--- begin Data shown ---

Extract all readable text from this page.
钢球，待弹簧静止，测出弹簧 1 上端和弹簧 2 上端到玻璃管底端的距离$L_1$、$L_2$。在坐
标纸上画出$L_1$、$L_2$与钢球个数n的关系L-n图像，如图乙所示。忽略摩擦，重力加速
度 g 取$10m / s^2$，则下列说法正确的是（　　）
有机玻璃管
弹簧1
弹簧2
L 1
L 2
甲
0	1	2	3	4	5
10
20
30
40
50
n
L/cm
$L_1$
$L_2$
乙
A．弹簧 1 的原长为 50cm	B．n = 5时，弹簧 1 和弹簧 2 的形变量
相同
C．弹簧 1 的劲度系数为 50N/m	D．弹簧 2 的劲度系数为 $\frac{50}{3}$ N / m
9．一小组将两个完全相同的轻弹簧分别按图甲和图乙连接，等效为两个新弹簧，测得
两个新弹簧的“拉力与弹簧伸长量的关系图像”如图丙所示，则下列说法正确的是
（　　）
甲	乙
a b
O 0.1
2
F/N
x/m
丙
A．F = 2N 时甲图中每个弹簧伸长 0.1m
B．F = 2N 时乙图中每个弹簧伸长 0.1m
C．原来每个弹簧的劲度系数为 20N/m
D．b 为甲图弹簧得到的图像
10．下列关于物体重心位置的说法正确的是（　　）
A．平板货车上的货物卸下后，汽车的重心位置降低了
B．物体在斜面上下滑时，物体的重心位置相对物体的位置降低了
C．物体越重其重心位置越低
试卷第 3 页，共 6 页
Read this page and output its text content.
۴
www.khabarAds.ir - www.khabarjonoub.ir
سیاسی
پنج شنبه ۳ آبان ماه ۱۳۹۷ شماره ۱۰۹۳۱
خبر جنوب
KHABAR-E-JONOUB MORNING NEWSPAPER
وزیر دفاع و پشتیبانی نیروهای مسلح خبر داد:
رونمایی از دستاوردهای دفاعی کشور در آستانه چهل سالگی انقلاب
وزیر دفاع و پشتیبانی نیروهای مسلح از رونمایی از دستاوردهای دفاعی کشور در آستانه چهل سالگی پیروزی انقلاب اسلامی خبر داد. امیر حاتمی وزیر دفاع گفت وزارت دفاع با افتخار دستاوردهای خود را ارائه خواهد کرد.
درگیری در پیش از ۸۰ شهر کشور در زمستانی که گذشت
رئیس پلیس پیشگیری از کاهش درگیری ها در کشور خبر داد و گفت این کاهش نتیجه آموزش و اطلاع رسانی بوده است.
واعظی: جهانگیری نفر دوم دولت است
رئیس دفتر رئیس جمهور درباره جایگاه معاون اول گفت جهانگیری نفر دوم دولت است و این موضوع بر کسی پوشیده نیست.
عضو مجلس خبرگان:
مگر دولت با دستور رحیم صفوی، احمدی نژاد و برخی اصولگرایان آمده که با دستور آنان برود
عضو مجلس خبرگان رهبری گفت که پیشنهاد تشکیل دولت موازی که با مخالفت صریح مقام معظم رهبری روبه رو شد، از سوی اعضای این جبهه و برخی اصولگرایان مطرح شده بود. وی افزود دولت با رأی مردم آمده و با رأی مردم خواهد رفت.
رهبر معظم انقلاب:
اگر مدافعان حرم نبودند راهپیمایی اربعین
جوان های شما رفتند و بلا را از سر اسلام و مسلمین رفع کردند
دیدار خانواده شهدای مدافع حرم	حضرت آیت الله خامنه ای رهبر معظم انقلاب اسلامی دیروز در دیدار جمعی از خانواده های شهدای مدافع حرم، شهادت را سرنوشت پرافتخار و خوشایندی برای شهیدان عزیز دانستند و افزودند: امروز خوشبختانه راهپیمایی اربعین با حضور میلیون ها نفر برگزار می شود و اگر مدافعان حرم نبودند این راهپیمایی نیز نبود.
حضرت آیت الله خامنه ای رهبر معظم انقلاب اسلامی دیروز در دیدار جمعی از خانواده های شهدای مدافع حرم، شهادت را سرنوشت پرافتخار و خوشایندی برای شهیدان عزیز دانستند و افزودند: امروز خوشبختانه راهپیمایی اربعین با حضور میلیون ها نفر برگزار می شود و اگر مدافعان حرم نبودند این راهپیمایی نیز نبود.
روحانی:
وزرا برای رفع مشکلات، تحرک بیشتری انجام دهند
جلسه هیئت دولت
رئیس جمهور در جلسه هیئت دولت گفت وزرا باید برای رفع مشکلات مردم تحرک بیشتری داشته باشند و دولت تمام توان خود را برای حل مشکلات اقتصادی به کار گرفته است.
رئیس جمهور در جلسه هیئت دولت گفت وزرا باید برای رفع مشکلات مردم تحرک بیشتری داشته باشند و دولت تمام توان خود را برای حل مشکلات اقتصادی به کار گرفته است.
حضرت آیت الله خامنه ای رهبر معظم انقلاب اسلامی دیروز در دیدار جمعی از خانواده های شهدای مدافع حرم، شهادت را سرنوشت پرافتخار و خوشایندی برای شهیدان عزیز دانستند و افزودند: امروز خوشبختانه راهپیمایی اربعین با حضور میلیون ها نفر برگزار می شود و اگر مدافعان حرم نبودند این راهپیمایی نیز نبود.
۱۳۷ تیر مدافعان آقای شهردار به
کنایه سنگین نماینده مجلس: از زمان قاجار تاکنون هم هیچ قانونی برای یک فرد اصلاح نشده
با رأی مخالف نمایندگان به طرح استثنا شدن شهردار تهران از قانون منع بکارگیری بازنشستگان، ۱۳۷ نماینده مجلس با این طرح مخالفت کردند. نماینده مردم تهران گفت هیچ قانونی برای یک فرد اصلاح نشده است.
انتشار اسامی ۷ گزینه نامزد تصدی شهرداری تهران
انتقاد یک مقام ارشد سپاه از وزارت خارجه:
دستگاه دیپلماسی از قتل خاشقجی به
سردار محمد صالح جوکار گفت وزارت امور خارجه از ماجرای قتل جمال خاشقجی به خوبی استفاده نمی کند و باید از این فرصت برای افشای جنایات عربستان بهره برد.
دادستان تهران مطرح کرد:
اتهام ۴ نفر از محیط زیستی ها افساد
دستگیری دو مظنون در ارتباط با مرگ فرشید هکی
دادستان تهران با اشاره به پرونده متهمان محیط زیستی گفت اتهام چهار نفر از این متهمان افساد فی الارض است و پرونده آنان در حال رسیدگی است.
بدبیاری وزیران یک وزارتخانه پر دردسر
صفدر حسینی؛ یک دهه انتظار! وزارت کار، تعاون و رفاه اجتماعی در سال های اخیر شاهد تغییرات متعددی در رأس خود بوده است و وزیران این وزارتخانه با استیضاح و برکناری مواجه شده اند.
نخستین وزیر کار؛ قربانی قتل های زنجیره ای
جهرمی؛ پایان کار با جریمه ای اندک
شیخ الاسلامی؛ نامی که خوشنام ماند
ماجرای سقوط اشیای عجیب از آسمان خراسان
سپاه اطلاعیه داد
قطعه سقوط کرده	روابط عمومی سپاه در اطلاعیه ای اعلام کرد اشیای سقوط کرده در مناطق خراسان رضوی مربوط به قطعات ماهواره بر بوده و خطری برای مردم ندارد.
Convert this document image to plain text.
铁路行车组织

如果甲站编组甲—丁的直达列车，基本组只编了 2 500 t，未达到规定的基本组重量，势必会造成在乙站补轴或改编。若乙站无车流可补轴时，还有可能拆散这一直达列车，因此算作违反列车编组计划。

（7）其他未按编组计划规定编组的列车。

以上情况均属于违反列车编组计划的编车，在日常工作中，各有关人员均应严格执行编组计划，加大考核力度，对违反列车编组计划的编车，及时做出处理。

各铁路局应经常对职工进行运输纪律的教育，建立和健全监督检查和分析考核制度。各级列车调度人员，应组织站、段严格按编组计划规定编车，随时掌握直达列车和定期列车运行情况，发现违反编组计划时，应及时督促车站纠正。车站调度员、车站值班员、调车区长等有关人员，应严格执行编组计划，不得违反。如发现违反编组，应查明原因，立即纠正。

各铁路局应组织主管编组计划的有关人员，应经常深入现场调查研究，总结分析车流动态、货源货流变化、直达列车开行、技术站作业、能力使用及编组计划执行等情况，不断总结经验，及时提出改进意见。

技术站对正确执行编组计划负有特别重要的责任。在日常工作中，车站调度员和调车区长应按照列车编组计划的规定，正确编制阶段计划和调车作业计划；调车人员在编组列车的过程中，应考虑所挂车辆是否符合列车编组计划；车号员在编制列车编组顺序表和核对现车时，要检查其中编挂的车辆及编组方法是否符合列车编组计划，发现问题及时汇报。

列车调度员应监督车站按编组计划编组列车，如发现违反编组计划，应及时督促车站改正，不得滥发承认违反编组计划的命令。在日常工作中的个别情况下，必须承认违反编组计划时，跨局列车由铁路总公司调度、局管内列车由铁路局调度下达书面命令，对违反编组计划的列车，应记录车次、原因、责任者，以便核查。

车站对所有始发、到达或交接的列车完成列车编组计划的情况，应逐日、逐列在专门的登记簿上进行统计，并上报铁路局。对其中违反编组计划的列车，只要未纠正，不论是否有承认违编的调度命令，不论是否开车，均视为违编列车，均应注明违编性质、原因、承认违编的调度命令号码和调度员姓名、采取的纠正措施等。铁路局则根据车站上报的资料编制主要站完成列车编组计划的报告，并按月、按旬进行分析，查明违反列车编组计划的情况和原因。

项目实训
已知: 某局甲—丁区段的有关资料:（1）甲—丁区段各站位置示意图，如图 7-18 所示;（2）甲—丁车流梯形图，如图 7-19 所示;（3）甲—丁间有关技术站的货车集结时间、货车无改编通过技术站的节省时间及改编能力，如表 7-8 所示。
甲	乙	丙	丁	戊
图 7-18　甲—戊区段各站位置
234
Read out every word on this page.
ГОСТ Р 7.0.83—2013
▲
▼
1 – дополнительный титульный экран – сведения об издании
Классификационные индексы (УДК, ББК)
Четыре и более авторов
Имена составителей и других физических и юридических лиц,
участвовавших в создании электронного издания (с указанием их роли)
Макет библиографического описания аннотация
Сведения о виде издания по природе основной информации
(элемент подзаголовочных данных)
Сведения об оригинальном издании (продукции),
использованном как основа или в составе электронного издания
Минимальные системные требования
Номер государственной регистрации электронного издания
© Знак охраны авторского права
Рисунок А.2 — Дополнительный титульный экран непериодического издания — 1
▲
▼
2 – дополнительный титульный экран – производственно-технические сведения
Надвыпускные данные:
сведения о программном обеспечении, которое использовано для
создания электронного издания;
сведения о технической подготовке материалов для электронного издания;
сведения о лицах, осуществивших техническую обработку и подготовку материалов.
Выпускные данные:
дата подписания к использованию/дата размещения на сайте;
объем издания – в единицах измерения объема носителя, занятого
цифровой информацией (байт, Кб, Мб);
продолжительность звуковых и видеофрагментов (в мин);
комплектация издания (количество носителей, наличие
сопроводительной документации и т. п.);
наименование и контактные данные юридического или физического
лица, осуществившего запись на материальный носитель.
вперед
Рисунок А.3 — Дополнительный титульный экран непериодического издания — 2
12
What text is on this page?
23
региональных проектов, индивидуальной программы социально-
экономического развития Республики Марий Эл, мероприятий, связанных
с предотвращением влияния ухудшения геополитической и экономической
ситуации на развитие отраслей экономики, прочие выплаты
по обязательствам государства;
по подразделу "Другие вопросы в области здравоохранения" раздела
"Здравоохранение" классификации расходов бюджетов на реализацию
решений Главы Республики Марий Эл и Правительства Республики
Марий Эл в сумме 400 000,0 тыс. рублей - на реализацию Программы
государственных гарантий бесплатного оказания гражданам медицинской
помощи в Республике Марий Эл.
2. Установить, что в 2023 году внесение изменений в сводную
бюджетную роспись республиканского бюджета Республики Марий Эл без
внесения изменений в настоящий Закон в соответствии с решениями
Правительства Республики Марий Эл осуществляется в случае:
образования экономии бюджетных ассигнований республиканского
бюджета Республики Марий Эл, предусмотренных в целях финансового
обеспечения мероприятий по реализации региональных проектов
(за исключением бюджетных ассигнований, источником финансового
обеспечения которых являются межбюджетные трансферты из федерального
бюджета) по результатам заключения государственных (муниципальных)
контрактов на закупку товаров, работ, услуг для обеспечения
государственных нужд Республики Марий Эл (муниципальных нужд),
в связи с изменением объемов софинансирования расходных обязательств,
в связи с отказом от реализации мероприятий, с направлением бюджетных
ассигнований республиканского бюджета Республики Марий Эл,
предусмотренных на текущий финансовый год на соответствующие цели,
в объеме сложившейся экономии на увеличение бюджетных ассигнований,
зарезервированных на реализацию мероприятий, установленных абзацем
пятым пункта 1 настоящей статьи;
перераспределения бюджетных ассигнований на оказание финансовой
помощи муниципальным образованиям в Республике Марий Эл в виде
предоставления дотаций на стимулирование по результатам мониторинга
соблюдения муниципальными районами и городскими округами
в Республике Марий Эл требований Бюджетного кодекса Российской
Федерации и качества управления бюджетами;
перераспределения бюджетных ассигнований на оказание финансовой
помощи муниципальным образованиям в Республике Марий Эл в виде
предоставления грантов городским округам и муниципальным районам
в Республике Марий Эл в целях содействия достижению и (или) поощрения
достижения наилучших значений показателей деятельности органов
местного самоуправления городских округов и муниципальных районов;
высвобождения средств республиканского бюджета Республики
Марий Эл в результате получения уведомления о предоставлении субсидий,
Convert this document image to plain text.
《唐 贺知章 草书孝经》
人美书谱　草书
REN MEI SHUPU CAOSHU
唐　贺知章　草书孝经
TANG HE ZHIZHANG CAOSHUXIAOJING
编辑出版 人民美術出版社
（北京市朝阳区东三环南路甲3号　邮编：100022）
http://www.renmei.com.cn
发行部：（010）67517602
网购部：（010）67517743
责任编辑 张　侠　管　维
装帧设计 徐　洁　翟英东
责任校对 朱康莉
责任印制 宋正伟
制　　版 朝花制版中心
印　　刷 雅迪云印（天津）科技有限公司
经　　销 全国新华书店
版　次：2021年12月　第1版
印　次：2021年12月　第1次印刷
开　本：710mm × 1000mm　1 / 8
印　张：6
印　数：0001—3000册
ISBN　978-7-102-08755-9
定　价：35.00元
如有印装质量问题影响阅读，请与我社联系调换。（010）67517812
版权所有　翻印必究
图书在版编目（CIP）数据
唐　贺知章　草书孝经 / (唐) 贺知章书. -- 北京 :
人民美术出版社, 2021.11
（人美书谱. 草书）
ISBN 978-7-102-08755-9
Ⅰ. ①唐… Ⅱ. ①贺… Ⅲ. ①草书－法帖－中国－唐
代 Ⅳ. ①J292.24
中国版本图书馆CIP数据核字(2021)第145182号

--- end Data shown ---

◆ **Objective**: Copy each line of the listing in which the word "سالگی" can be found.

◆ **Exercise solution**:
رونمایی از دستاوردهای دفاعی کشور در آستانه چهل سالگی انقلاب
وزیر دفاع و پشتیبانی نیروهای مسلح از رونمایی از دستاوردهای دفاعی کشور در آستانه چهل سالگی پیروزی انقلاب اسلامی خبر داد. امیر حاتمی وزیر دفاع گفت وزارت دفاع با افتخار دستاوردهای خود را ارائه خواهد کرد.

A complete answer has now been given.